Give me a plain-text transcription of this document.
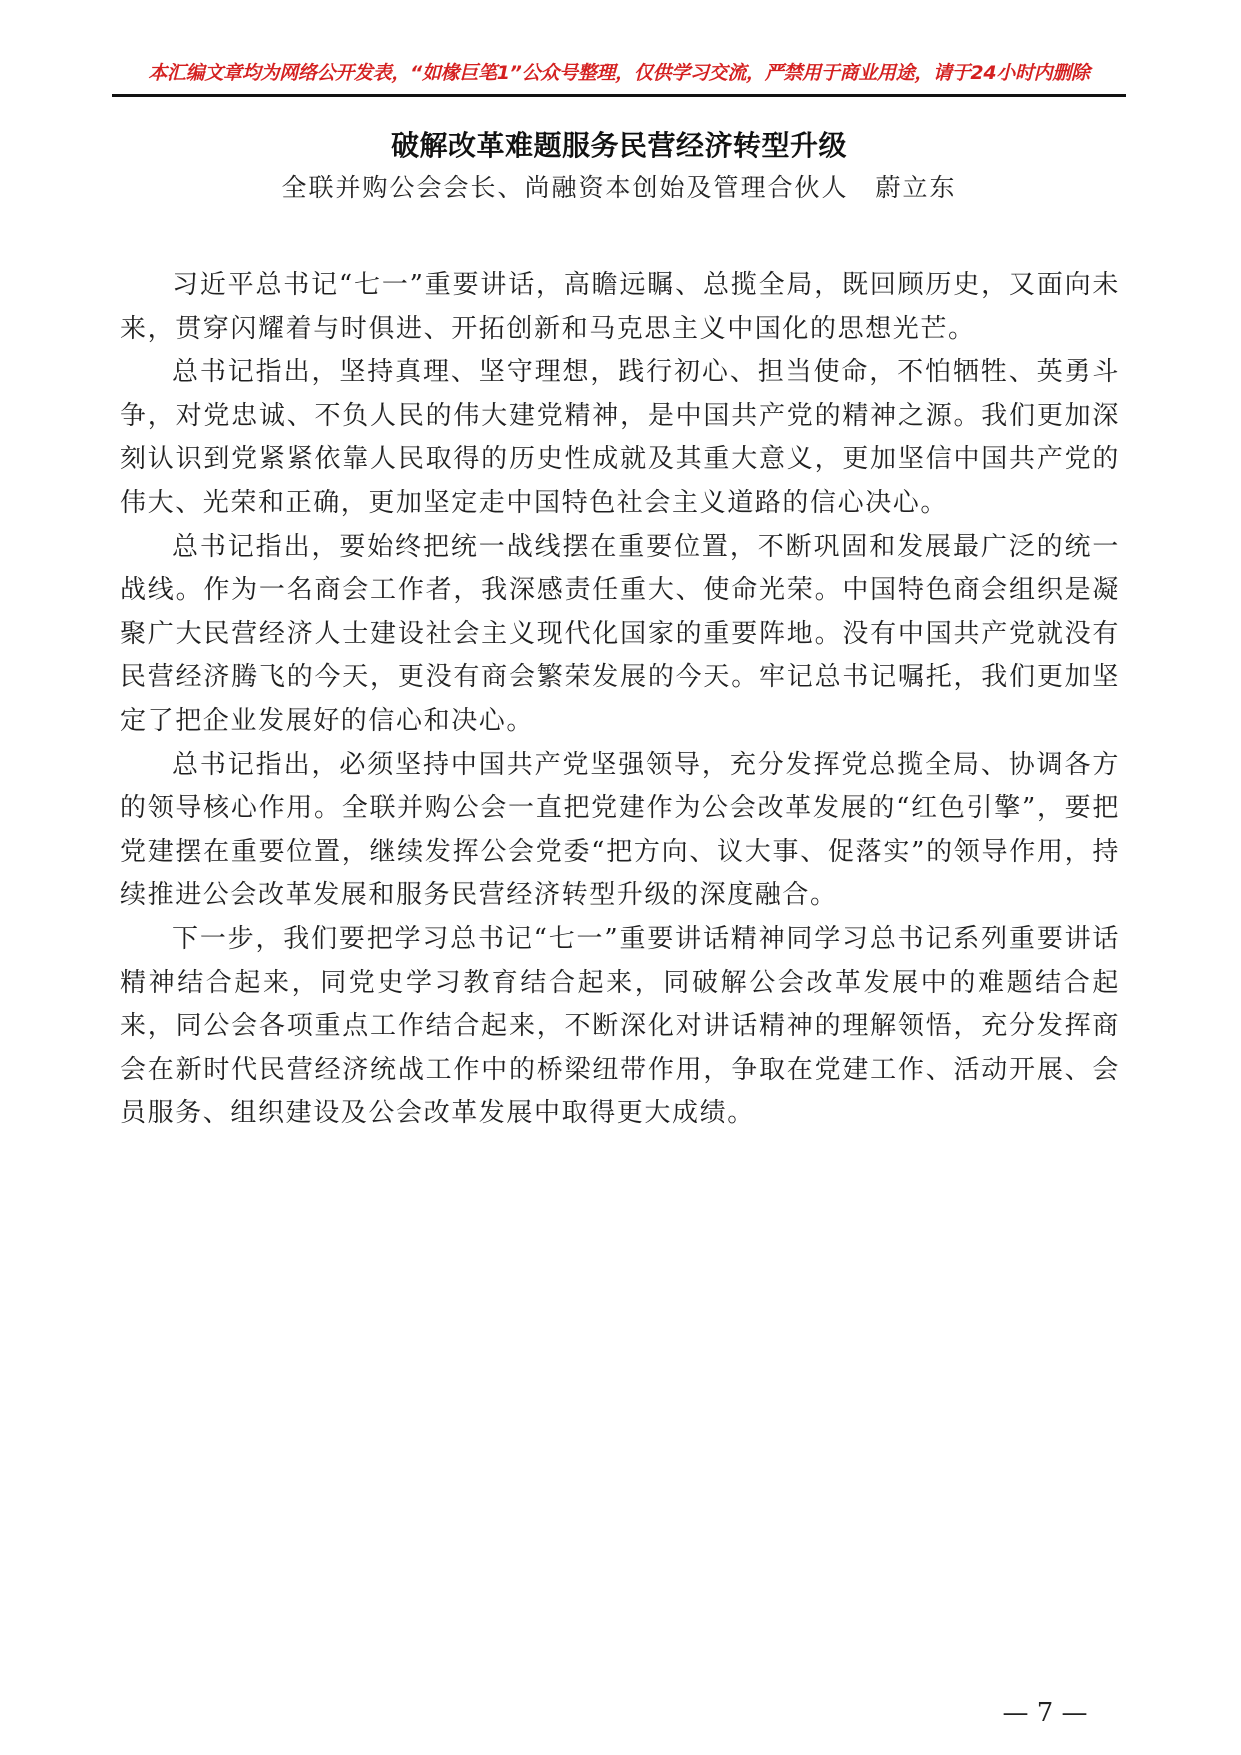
本汇编文章均为网络公开发表，“如椽巨笔1”公众号整理，仅供学习交流，严禁用于商业用途，请于24小时内删除
破解改革难题服务民营经济转型升级
全联并购公会会长、尚融资本创始及管理合伙人　蔚立东

习近平总书记“七一”重要讲话，高瞻远瞩、总揽全局，既回顾历史，又面向未来，贯穿闪耀着与时俱进、开拓创新和马克思主义中国化的思想光芒。

总书记指出，坚持真理、坚守理想，践行初心、担当使命，不怕牺牲、英勇斗争，对党忠诚、不负人民的伟大建党精神，是中国共产党的精神之源。我们更加深刻认识到党紧紧依靠人民取得的历史性成就及其重大意义，更加坚信中国共产党的伟大、光荣和正确，更加坚定走中国特色社会主义道路的信心决心。

总书记指出，要始终把统一战线摆在重要位置，不断巩固和发展最广泛的统一战线。作为一名商会工作者，我深感责任重大、使命光荣。中国特色商会组织是凝聚广大民营经济人士建设社会主义现代化国家的重要阵地。没有中国共产党就没有民营经济腾飞的今天，更没有商会繁荣发展的今天。牢记总书记嘱托，我们更加坚定了把企业发展好的信心和决心。

总书记指出，必须坚持中国共产党坚强领导，充分发挥党总揽全局、协调各方的领导核心作用。全联并购公会一直把党建作为公会改革发展的“红色引擎”，要把党建摆在重要位置，继续发挥公会党委“把方向、议大事、促落实”的领导作用，持续推进公会改革发展和服务民营经济转型升级的深度融合。

下一步，我们要把学习总书记“七一”重要讲话精神同学习总书记系列重要讲话精神结合起来，同党史学习教育结合起来，同破解公会改革发展中的难题结合起来，同公会各项重点工作结合起来，不断深化对讲话精神的理解领悟，充分发挥商会在新时代民营经济统战工作中的桥梁纽带作用，争取在党建工作、活动开展、会员服务、组织建设及公会改革发展中取得更大成绩。

— 7 —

********

Reproduce all of the material above word for word. Omit the pictures.

Give me a plain-text transcription of this document.
本汇编文章均为网络公开发表，“如椽巨笔1”公众号整理，仅供学习交流，严禁用于商业用途，请于24小时内删除
破解改革难题服务民营经济转型升级
全联并购公会会长、尚融资本创始及管理合伙人　蔚立东

习近平总书记“七一”重要讲话，高瞻远瞩、总揽全局，既回顾历史，又面向未来，贯穿闪耀着与时俱进、开拓创新和马克思主义中国化的思想光芒。

总书记指出，坚持真理、坚守理想，践行初心、担当使命，不怕牺牲、英勇斗争，对党忠诚、不负人民的伟大建党精神，是中国共产党的精神之源。我们更加深刻认识到党紧紧依靠人民取得的历史性成就及其重大意义，更加坚信中国共产党的伟大、光荣和正确，更加坚定走中国特色社会主义道路的信心决心。

总书记指出，要始终把统一战线摆在重要位置，不断巩固和发展最广泛的统一战线。作为一名商会工作者，我深感责任重大、使命光荣。中国特色商会组织是凝聚广大民营经济人士建设社会主义现代化国家的重要阵地。没有中国共产党就没有民营经济腾飞的今天，更没有商会繁荣发展的今天。牢记总书记嘱托，我们更加坚定了把企业发展好的信心和决心。

总书记指出，必须坚持中国共产党坚强领导，充分发挥党总揽全局、协调各方的领导核心作用。全联并购公会一直把党建作为公会改革发展的“红色引擎”，要把党建摆在重要位置，继续发挥公会党委“把方向、议大事、促落实”的领导作用，持续推进公会改革发展和服务民营经济转型升级的深度融合。

下一步，我们要把学习总书记“七一”重要讲话精神同学习总书记系列重要讲话精神结合起来，同党史学习教育结合起来，同破解公会改革发展中的难题结合起来，同公会各项重点工作结合起来，不断深化对讲话精神的理解领悟，充分发挥商会在新时代民营经济统战工作中的桥梁纽带作用，争取在党建工作、活动开展、会员服务、组织建设及公会改革发展中取得更大成绩。

— 7 —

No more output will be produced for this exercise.